Problem to work on: Note how many lines contain "Билим" and give that number, with nothing else.

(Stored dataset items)
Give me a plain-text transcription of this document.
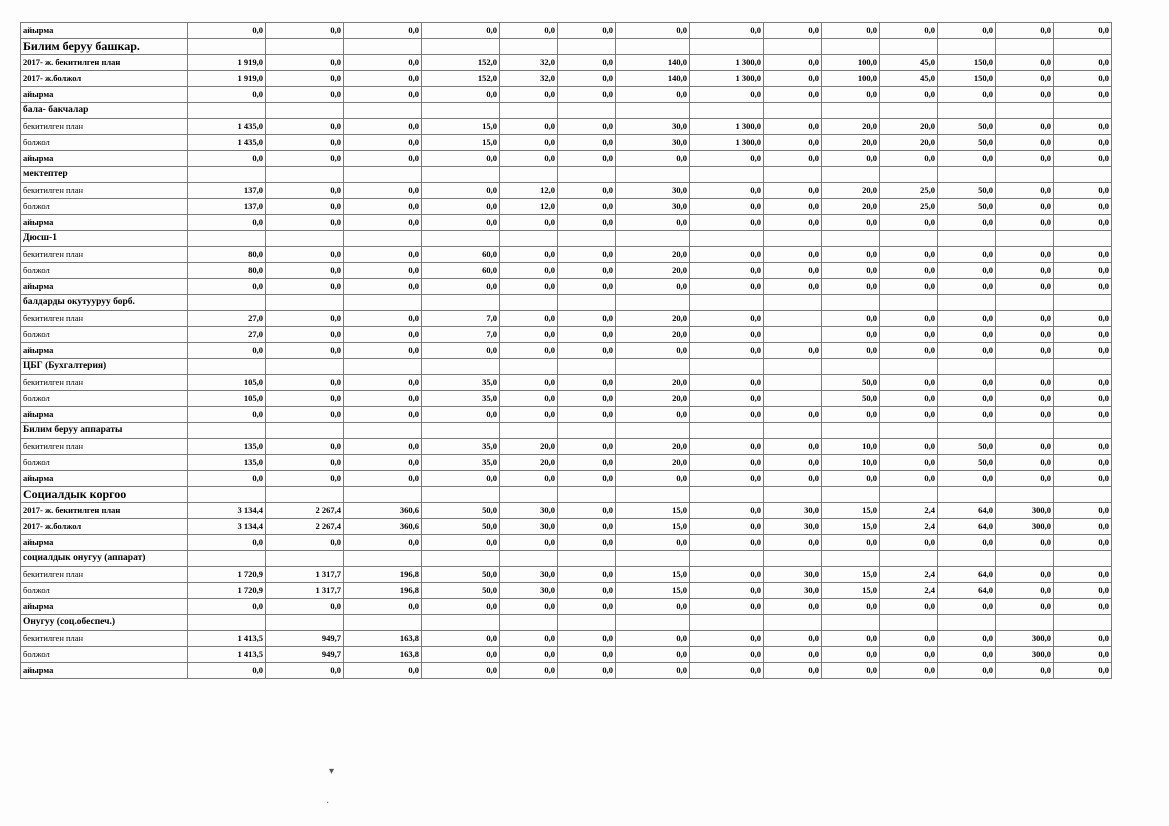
айырма	0,0	0,0	0,0	0,0	0,0	0,0	0,0	0,0	0,0	0,0	0,0	0,0	0,0	0,0
Билим беруу башкар.														
2017- ж. бекитилген план	1 919,0	0,0	0,0	152,0	32,0	0,0	140,0	1 300,0	0,0	100,0	45,0	150,0	0,0	0,0
2017- ж.болжол	1 919,0	0,0	0,0	152,0	32,0	0,0	140,0	1 300,0	0,0	100,0	45,0	150,0	0,0	0,0
айырма	0,0	0,0	0,0	0,0	0,0	0,0	0,0	0,0	0,0	0,0	0,0	0,0	0,0	0,0
бала- бакчалар														
бекитилген план	1 435,0	0,0	0,0	15,0	0,0	0,0	30,0	1 300,0	0,0	20,0	20,0	50,0	0,0	0,0
болжол	1 435,0	0,0	0,0	15,0	0,0	0,0	30,0	1 300,0	0,0	20,0	20,0	50,0	0,0	0,0
айырма	0,0	0,0	0,0	0,0	0,0	0,0	0,0	0,0	0,0	0,0	0,0	0,0	0,0	0,0
мектептер														
бекитилген план	137,0	0,0	0,0	0,0	12,0	0,0	30,0	0,0	0,0	20,0	25,0	50,0	0,0	0,0
болжол	137,0	0,0	0,0	0,0	12,0	0,0	30,0	0,0	0,0	20,0	25,0	50,0	0,0	0,0
айырма	0,0	0,0	0,0	0,0	0,0	0,0	0,0	0,0	0,0	0,0	0,0	0,0	0,0	0,0
Дюсш-1														
бекитилген план	80,0	0,0	0,0	60,0	0,0	0,0	20,0	0,0	0,0	0,0	0,0	0,0	0,0	0,0
болжол	80,0	0,0	0,0	60,0	0,0	0,0	20,0	0,0	0,0	0,0	0,0	0,0	0,0	0,0
айырма	0,0	0,0	0,0	0,0	0,0	0,0	0,0	0,0	0,0	0,0	0,0	0,0	0,0	0,0
балдарды окутууруу борб.														
бекитилген план	27,0	0,0	0,0	7,0	0,0	0,0	20,0	0,0		0,0	0,0	0,0	0,0	0,0
болжол	27,0	0,0	0,0	7,0	0,0	0,0	20,0	0,0		0,0	0,0	0,0	0,0	0,0
айырма	0,0	0,0	0,0	0,0	0,0	0,0	0,0	0,0	0,0	0,0	0,0	0,0	0,0	0,0
ЦБГ (Бухгалтерия)														
бекитилген план	105,0	0,0	0,0	35,0	0,0	0,0	20,0	0,0		50,0	0,0	0,0	0,0	0,0
болжол	105,0	0,0	0,0	35,0	0,0	0,0	20,0	0,0		50,0	0,0	0,0	0,0	0,0
айырма	0,0	0,0	0,0	0,0	0,0	0,0	0,0	0,0	0,0	0,0	0,0	0,0	0,0	0,0
Билим беруу аппараты														
бекитилген план	135,0	0,0	0,0	35,0	20,0	0,0	20,0	0,0	0,0	10,0	0,0	50,0	0,0	0,0
болжол	135,0	0,0	0,0	35,0	20,0	0,0	20,0	0,0	0,0	10,0	0,0	50,0	0,0	0,0
айырма	0,0	0,0	0,0	0,0	0,0	0,0	0,0	0,0	0,0	0,0	0,0	0,0	0,0	0,0
Социалдык коргоо														
2017- ж. бекитилген план	3 134,4	2 267,4	360,6	50,0	30,0	0,0	15,0	0,0	30,0	15,0	2,4	64,0	300,0	0,0
2017- ж.болжол	3 134,4	2 267,4	360,6	50,0	30,0	0,0	15,0	0,0	30,0	15,0	2,4	64,0	300,0	0,0
айырма	0,0	0,0	0,0	0,0	0,0	0,0	0,0	0,0	0,0	0,0	0,0	0,0	0,0	0,0
социалдык онугуу (аппарат)														
бекитилген план	1 720,9	1 317,7	196,8	50,0	30,0	0,0	15,0	0,0	30,0	15,0	2,4	64,0	0,0	0,0
болжол	1 720,9	1 317,7	196,8	50,0	30,0	0,0	15,0	0,0	30,0	15,0	2,4	64,0	0,0	0,0
айырма	0,0	0,0	0,0	0,0	0,0	0,0	0,0	0,0	0,0	0,0	0,0	0,0	0,0	0,0
Онугуу (соц.обеспеч.)														
бекитилген план	1 413,5	949,7	163,8	0,0	0,0	0,0	0,0	0,0	0,0	0,0	0,0	0,0	300,0	0,0
болжол	1 413,5	949,7	163,8	0,0	0,0	0,0	0,0	0,0	0,0	0,0	0,0	0,0	300,0	0,0
айырма	0,0	0,0	0,0	0,0	0,0	0,0	0,0	0,0	0,0	0,0	0,0	0,0	0,0	0,0
▾
·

Finished answer: 2